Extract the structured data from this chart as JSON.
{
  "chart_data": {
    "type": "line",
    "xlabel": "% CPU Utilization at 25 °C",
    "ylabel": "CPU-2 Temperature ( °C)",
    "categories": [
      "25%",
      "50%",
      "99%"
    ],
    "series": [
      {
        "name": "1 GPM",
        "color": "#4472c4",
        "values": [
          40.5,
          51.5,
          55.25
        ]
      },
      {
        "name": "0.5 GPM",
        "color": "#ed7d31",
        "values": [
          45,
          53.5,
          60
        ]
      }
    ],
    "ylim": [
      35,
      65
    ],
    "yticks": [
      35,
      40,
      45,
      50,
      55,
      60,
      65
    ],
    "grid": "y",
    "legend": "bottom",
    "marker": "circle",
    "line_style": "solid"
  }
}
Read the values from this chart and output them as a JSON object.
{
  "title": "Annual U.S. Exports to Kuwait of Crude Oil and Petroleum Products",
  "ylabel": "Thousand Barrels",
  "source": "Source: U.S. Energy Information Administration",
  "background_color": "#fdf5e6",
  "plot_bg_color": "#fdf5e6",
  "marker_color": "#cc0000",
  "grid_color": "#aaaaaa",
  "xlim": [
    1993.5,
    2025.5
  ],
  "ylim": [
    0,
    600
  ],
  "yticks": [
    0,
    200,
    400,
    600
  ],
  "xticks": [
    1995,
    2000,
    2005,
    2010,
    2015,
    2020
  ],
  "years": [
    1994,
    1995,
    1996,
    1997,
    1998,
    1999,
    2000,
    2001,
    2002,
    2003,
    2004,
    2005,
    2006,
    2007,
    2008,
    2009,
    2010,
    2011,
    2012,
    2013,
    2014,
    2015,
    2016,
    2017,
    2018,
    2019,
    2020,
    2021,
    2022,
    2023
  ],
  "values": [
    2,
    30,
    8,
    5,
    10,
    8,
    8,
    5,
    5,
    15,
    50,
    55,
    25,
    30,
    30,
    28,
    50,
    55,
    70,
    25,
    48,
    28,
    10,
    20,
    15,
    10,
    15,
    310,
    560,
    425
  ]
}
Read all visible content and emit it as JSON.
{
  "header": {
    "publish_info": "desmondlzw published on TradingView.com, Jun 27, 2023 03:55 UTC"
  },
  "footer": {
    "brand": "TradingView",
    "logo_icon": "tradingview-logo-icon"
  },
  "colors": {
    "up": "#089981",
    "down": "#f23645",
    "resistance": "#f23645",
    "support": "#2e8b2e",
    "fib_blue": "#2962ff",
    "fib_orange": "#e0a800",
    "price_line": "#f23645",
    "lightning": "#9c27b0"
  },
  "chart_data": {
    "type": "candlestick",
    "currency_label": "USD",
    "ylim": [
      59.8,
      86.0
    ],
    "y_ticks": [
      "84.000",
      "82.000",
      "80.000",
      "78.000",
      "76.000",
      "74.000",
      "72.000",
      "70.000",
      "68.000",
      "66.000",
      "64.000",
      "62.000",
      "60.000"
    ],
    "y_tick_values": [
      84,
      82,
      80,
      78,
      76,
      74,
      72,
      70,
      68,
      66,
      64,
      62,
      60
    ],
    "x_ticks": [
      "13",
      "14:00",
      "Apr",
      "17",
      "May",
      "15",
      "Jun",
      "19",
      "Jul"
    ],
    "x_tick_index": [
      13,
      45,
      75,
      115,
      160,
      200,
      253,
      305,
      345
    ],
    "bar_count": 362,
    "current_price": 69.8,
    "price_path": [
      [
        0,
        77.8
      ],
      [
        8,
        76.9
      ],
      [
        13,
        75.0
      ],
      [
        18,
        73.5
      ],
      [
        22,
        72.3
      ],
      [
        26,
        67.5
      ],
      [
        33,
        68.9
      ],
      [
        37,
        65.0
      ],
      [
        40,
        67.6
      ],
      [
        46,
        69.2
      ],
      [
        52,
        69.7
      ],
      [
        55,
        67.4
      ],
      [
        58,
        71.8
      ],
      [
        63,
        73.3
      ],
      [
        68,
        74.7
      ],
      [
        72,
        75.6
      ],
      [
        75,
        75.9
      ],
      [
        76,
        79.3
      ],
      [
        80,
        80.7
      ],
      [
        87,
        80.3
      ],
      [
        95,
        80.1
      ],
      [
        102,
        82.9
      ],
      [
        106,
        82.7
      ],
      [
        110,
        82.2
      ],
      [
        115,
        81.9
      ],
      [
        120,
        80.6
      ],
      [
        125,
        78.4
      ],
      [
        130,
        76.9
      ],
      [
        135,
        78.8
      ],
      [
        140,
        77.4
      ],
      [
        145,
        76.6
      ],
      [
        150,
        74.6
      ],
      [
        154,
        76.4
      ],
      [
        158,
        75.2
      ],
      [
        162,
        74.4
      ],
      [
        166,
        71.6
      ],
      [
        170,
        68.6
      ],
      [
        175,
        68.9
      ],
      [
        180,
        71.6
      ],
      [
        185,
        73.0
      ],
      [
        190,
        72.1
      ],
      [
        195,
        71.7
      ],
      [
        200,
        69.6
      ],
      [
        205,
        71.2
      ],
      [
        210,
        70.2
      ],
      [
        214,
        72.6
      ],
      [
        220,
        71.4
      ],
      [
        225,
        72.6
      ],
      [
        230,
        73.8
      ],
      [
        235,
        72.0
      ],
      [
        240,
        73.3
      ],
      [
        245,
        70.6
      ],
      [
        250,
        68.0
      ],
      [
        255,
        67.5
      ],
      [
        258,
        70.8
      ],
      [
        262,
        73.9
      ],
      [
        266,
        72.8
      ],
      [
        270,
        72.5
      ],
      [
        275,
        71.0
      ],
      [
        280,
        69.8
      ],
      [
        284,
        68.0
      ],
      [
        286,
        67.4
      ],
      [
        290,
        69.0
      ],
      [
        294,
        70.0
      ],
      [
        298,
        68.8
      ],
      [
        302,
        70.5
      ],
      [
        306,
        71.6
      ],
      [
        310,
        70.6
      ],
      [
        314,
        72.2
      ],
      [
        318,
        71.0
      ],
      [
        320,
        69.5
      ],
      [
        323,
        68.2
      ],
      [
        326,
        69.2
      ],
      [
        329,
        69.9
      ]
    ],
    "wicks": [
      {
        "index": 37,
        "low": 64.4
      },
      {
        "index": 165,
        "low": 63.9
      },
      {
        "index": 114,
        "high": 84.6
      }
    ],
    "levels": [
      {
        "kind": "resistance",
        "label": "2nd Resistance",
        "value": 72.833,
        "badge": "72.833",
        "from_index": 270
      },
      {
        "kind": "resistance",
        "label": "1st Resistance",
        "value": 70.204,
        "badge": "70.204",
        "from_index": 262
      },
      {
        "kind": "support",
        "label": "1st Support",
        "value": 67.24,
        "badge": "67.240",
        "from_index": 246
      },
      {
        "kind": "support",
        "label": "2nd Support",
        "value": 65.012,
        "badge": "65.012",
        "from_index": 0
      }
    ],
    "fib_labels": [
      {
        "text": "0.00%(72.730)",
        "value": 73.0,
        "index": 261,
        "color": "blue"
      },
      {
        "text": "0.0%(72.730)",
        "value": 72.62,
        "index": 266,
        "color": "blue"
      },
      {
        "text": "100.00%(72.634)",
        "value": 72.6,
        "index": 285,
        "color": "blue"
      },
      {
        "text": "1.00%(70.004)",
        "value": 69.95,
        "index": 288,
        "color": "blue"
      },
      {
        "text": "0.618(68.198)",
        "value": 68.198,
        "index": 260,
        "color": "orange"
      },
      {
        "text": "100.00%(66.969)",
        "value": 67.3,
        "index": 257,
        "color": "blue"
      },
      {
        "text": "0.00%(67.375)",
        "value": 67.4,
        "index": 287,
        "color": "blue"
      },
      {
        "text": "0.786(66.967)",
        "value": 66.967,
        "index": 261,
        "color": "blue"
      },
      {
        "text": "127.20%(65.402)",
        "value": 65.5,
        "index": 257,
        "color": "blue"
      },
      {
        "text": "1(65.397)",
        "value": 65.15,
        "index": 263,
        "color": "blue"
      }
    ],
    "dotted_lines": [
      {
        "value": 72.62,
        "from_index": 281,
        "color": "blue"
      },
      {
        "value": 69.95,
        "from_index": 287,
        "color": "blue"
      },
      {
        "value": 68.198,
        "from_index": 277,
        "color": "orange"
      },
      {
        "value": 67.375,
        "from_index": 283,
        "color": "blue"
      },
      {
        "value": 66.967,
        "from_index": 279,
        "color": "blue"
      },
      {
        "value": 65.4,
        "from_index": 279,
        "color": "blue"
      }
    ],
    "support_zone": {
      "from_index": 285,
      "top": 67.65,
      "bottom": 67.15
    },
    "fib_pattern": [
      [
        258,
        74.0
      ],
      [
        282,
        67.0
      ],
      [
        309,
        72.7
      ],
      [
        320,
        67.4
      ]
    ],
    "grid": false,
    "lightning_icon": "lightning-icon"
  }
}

--

SHORT EXERCISE =>
Your answer should be a single number: the count of lines that contain "text".

SOLUTION FOR THIS TASK =>
10